## The problem
Output exactly the lines that run from the line with "Transcribe this image's" to the end of the material, both ends included, and no other lines.

━━━━━ Material supplied

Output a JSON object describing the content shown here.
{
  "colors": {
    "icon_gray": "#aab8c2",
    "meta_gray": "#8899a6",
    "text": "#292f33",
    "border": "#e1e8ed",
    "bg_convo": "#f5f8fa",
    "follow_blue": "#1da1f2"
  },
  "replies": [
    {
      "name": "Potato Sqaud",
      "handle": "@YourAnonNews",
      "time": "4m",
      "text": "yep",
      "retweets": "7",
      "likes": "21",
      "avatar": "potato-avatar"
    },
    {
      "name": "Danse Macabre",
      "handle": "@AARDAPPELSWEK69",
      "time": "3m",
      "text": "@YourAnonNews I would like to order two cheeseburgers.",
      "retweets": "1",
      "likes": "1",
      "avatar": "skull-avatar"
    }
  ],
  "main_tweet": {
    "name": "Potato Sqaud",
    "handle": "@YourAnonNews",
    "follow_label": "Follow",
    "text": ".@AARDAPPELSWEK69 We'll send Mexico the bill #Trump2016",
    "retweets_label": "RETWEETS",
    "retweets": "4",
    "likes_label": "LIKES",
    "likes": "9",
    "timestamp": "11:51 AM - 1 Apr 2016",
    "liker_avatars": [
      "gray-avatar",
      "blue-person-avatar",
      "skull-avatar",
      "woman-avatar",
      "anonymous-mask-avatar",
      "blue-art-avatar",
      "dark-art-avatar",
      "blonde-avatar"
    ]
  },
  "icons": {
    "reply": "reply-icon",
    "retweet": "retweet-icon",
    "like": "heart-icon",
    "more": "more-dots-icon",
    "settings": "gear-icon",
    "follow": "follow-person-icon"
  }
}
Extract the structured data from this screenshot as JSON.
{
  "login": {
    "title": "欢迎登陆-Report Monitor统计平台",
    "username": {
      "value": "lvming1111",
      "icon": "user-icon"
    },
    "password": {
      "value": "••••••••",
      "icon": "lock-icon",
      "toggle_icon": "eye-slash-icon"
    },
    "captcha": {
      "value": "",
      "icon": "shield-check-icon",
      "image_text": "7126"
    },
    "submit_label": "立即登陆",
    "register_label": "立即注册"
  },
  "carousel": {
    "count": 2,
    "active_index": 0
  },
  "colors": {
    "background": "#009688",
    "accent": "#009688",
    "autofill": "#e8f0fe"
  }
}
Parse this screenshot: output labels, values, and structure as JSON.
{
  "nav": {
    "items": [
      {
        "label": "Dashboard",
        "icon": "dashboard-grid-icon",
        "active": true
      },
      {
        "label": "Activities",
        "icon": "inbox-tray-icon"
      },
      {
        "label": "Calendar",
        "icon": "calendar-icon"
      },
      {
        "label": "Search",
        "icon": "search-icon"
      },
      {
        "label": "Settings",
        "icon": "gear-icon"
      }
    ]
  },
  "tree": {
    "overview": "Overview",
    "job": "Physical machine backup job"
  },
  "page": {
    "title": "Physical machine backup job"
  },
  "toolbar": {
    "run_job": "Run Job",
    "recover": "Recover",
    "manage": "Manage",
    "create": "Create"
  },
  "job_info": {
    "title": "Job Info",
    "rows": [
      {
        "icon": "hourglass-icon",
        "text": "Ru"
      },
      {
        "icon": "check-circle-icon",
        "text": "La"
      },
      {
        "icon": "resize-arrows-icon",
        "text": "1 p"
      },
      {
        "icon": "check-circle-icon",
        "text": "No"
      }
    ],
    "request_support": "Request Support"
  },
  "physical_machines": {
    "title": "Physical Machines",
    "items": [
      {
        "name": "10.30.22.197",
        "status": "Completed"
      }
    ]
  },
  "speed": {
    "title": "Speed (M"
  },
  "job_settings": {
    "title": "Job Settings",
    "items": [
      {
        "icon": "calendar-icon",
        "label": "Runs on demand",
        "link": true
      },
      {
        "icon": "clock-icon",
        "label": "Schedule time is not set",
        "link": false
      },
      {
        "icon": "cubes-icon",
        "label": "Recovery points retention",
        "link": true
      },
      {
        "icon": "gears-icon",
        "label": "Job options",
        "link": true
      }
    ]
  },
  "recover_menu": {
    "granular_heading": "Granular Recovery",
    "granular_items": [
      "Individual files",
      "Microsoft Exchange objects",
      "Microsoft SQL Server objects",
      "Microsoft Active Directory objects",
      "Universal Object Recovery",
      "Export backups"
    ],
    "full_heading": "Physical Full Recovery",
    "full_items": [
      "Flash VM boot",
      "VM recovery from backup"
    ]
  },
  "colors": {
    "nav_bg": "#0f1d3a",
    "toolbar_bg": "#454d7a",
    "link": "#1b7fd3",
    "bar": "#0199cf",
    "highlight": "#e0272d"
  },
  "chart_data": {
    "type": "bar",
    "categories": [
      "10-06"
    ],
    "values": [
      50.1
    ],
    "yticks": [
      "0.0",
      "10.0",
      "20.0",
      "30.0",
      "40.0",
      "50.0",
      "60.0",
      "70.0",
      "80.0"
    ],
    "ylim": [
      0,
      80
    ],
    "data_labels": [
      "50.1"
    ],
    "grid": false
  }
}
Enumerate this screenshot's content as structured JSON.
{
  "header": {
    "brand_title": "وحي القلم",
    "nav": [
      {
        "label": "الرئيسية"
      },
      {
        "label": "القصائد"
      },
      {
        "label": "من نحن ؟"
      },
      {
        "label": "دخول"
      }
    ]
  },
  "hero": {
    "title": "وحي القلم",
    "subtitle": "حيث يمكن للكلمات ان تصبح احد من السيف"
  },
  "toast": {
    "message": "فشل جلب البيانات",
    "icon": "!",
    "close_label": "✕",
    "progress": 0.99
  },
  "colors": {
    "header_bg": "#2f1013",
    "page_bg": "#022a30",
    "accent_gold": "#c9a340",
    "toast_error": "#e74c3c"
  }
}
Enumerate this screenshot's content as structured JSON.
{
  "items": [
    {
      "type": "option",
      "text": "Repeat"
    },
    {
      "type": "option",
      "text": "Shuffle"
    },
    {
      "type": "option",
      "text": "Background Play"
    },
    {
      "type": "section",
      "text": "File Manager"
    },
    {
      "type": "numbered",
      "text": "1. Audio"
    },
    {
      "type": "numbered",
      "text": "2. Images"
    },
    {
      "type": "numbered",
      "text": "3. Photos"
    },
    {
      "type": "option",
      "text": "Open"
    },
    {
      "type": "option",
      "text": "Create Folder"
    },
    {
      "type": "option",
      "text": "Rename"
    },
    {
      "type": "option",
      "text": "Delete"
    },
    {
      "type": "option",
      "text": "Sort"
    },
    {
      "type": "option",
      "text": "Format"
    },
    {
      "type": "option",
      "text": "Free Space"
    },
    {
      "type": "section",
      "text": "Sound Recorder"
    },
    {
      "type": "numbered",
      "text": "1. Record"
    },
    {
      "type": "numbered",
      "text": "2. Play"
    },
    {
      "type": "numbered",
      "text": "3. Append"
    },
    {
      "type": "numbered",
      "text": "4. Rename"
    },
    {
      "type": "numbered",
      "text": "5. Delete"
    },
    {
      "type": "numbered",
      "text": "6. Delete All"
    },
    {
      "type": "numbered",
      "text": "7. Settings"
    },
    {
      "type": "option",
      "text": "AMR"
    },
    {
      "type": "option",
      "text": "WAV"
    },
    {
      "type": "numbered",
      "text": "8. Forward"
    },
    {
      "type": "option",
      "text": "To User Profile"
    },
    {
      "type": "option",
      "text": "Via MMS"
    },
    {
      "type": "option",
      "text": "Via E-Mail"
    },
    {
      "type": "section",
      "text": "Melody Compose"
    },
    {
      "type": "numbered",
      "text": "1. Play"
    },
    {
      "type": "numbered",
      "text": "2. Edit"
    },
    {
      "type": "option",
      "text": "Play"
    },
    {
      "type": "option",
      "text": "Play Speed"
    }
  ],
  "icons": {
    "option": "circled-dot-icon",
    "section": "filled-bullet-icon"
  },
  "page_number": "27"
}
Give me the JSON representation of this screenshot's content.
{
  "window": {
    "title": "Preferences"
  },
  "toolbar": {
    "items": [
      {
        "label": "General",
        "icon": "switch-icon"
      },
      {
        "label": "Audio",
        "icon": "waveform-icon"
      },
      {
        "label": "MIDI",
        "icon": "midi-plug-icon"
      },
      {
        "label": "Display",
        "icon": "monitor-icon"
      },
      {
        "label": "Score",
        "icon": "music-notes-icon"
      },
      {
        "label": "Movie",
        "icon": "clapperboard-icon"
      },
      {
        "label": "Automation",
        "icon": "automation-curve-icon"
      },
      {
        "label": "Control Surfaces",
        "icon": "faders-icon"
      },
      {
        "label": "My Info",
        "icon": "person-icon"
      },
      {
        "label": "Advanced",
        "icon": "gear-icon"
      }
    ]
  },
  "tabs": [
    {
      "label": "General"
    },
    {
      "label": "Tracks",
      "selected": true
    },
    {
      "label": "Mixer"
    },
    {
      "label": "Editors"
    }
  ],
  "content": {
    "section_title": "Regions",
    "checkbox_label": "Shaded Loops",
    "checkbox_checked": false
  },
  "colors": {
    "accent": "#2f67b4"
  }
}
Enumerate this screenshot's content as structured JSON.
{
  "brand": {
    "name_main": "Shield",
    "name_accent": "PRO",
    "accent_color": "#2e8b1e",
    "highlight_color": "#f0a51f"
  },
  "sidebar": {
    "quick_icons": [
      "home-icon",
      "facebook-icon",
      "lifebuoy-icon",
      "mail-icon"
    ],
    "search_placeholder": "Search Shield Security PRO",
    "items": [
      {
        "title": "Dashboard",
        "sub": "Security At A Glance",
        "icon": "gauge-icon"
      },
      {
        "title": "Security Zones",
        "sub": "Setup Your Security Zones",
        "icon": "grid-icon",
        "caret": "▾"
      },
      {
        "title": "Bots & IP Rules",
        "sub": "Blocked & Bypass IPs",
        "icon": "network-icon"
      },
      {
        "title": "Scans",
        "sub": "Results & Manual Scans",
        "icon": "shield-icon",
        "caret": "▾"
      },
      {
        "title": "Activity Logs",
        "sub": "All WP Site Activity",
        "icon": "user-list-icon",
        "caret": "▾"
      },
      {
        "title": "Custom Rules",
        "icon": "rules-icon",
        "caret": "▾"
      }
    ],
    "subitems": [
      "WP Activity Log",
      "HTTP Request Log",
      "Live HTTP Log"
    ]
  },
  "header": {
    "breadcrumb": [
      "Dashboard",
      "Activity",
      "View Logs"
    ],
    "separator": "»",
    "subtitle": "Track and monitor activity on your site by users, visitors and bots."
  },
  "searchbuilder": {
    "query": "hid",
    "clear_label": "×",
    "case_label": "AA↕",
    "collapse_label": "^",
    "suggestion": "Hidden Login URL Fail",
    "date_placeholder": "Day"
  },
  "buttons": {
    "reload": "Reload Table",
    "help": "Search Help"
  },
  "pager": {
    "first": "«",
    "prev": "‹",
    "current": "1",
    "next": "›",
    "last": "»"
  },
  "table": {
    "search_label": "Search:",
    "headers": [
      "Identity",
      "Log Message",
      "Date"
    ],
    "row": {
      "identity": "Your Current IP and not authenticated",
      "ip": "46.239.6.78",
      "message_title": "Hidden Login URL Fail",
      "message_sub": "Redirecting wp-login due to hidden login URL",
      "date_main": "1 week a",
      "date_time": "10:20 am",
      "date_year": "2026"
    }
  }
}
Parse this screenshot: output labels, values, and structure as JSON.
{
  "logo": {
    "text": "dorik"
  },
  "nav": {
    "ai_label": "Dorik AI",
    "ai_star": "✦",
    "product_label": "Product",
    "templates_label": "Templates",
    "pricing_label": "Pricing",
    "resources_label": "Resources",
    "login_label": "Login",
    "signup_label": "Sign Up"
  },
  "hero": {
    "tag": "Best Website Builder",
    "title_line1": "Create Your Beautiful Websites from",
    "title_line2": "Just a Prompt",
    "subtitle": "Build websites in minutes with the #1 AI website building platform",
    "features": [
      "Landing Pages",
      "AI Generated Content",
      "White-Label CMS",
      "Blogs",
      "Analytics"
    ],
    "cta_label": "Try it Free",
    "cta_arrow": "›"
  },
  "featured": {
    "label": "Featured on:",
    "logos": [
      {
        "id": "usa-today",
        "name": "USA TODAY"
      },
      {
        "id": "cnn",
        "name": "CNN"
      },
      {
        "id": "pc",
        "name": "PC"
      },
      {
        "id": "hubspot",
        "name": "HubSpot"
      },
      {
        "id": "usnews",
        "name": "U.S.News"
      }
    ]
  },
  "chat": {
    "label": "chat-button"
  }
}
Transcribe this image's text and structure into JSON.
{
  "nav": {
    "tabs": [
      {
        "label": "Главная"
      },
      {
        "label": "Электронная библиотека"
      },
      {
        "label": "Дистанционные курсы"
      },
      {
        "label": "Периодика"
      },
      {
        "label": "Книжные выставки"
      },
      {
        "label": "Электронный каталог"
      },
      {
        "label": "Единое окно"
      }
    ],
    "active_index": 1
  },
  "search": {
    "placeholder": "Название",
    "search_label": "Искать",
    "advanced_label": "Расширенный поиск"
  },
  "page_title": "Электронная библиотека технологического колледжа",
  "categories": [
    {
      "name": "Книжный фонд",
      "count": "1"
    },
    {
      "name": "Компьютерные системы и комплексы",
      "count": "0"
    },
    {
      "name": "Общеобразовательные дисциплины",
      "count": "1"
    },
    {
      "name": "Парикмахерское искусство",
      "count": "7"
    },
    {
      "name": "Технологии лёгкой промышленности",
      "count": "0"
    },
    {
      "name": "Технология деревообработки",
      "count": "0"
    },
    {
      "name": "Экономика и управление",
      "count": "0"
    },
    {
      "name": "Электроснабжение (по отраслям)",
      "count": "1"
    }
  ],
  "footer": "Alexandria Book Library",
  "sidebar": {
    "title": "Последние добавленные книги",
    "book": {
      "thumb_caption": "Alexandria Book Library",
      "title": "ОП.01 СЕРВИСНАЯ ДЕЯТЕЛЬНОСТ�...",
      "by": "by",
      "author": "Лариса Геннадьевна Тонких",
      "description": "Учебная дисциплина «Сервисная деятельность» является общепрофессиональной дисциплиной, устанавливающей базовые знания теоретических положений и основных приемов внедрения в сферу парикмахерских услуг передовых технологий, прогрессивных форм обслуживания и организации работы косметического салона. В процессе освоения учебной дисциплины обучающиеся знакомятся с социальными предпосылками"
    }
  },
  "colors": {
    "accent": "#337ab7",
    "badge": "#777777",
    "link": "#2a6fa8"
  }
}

━━━━━━━━━━

## Expected output
Transcribe this image's text and structure into JSON.
{
  "nav": {
    "tabs": [
      {
        "label": "Главная"
      },
      {
        "label": "Электронная библиотека"
      },
      {
        "label": "Дистанционные курсы"
      },
      {
        "label": "Периодика"
      },
      {
        "label": "Книжные выставки"
      },
      {
        "label": "Электронный каталог"
      },
      {
        "label": "Единое окно"
      }
    ],
    "active_index": 1
  },
  "search": {
    "placeholder": "Название",
    "search_label": "Искать",
    "advanced_label": "Расширенный поиск"
  },
  "page_title": "Электронная библиотека технологического колледжа",
  "categories": [
    {
      "name": "Книжный фонд",
      "count": "1"
    },
    {
      "name": "Компьютерные системы и комплексы",
      "count": "0"
    },
    {
      "name": "Общеобразовательные дисциплины",
      "count": "1"
    },
    {
      "name": "Парикмахерское искусство",
      "count": "7"
    },
    {
      "name": "Технологии лёгкой промышленности",
      "count": "0"
    },
    {
      "name": "Технология деревообработки",
      "count": "0"
    },
    {
      "name": "Экономика и управление",
      "count": "0"
    },
    {
      "name": "Электроснабжение (по отраслям)",
      "count": "1"
    }
  ],
  "footer": "Alexandria Book Library",
  "sidebar": {
    "title": "Последние добавленные книги",
    "book": {
      "thumb_caption": "Alexandria Book Library",
      "title": "ОП.01 СЕРВИСНАЯ ДЕЯТЕЛЬНОСТ�...",
      "by": "by",
      "author": "Лариса Геннадьевна Тонких",
      "description": "Учебная дисциплина «Сервисная деятельность» является общепрофессиональной дисциплиной, устанавливающей базовые знания теоретических положений и основных приемов внедрения в сферу парикмахерских услуг передовых технологий, прогрессивных форм обслуживания и организации работы косметического салона. В процессе освоения учебной дисциплины обучающиеся знакомятся с социальными предпосылками"
    }
  },
  "colors": {
    "accent": "#337ab7",
    "badge": "#777777",
    "link": "#2a6fa8"
  }
}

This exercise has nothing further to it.